Task details: Lay out the listing as a Markdown table with columns n and Line, starting at its first line and ending at the line containing "dash-item: Darstellungen müssen". Number each row and leave out blank lines.

Stored data entries:
▶
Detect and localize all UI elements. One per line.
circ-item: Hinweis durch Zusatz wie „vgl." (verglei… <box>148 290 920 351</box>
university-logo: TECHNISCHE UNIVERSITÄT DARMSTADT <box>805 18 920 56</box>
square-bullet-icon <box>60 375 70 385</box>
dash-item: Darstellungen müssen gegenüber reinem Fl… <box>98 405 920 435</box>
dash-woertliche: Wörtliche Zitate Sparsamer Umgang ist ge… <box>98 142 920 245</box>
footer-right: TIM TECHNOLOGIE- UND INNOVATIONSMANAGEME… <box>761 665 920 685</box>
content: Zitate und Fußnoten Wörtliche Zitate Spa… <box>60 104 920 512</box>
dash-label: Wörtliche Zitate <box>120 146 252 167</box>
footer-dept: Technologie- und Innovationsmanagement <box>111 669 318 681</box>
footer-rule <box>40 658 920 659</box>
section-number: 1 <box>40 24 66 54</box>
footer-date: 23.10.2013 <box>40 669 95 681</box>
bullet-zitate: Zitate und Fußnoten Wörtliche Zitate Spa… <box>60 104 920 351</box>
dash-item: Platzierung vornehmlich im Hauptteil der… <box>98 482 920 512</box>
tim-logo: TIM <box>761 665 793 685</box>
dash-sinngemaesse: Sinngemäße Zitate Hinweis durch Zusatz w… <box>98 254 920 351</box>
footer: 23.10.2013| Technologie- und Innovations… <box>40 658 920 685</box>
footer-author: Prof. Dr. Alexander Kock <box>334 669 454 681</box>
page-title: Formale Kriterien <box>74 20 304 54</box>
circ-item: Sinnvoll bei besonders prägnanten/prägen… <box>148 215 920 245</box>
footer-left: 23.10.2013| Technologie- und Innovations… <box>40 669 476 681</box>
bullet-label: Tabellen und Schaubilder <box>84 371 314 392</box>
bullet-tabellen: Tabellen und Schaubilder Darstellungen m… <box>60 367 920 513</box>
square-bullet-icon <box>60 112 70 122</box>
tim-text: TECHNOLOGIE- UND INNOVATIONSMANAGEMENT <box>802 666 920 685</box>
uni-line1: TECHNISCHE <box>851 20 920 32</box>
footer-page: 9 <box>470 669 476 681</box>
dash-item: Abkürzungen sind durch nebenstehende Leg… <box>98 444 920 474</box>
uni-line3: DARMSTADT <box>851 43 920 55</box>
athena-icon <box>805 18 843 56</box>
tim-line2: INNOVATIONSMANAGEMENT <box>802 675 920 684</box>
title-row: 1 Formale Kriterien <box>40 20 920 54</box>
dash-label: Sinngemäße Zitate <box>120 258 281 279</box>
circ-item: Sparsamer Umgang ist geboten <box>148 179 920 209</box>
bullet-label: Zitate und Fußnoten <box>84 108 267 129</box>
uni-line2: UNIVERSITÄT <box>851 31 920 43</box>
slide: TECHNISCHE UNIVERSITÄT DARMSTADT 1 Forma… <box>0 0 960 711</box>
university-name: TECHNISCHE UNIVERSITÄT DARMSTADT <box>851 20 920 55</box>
◀
Reply:
| n | Line |
|---|---|
| 1 | Detect and localize all UI elements. One per line. |
| 2 | circ-item: Hinweis durch Zusatz wie „vgl." (verglei… <box>148 290 920 351</box> |
| 3 | university-logo: TECHNISCHE UNIVERSITÄT DARMSTADT <box>805 18 920 56</box> |
| 4 | square-bullet-icon <box>60 375 70 385</box> |
| 5 | dash-item: Darstellungen müssen gegenüber reinem Fl… <box>98 405 920 435</box> |